● WRITTEN INSTRUCTION: State the number of lines that contain the word "verified", and add nothing else.

━━ EXERCISE INPUT ━━

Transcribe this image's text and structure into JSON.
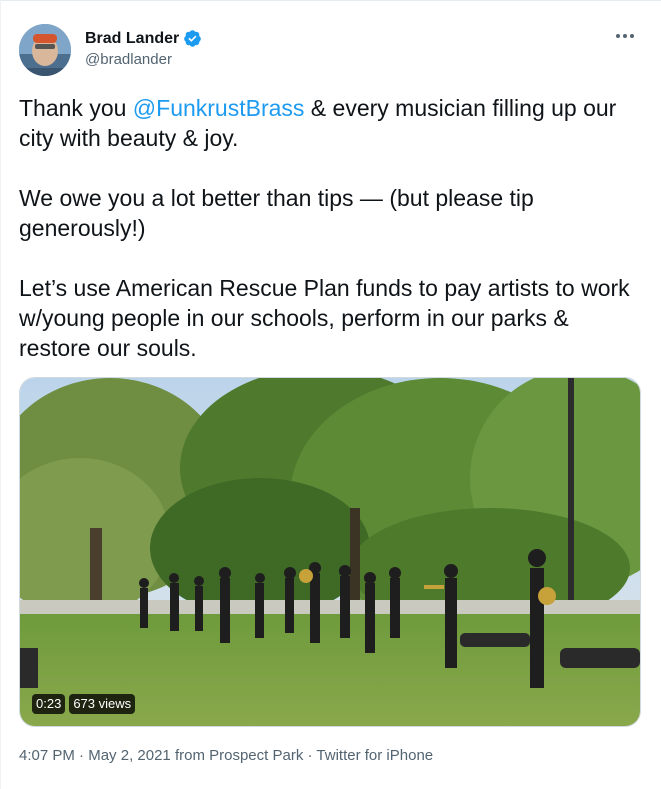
{
  "author": {
    "display_name": "Brad Lander",
    "handle": "@bradlander",
    "verified": true
  },
  "tweet": {
    "p1_before": "Thank you ",
    "p1_mention": "@FunkrustBrass",
    "p1_after": " & every musician filling up our city with beauty & joy.",
    "p2": "We owe you a lot better than tips — (but please tip generously!)",
    "p3": "Let’s use American Rescue Plan funds to pay artists to work w/young people in our schools, perform in our parks & restore our souls."
  },
  "video": {
    "duration": "0:23",
    "views": "673 views"
  },
  "meta": {
    "time": "4:07 PM",
    "sep1": " · ",
    "date": "May 2, 2021",
    "from_word": " from ",
    "place": "Prospect Park",
    "sep2": " · ",
    "source": "Twitter for iPhone"
  },
  "icons": {
    "verified": "verified-badge-icon",
    "more": "more-dots-icon"
  },
  "colors": {
    "mention": "#1d9bf0",
    "secondary_text": "#536471",
    "primary_text": "#0f1419",
    "verified": "#1d9bf0"
  }
}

━━━

● ANSWER FOR THIS EXERCISE: 3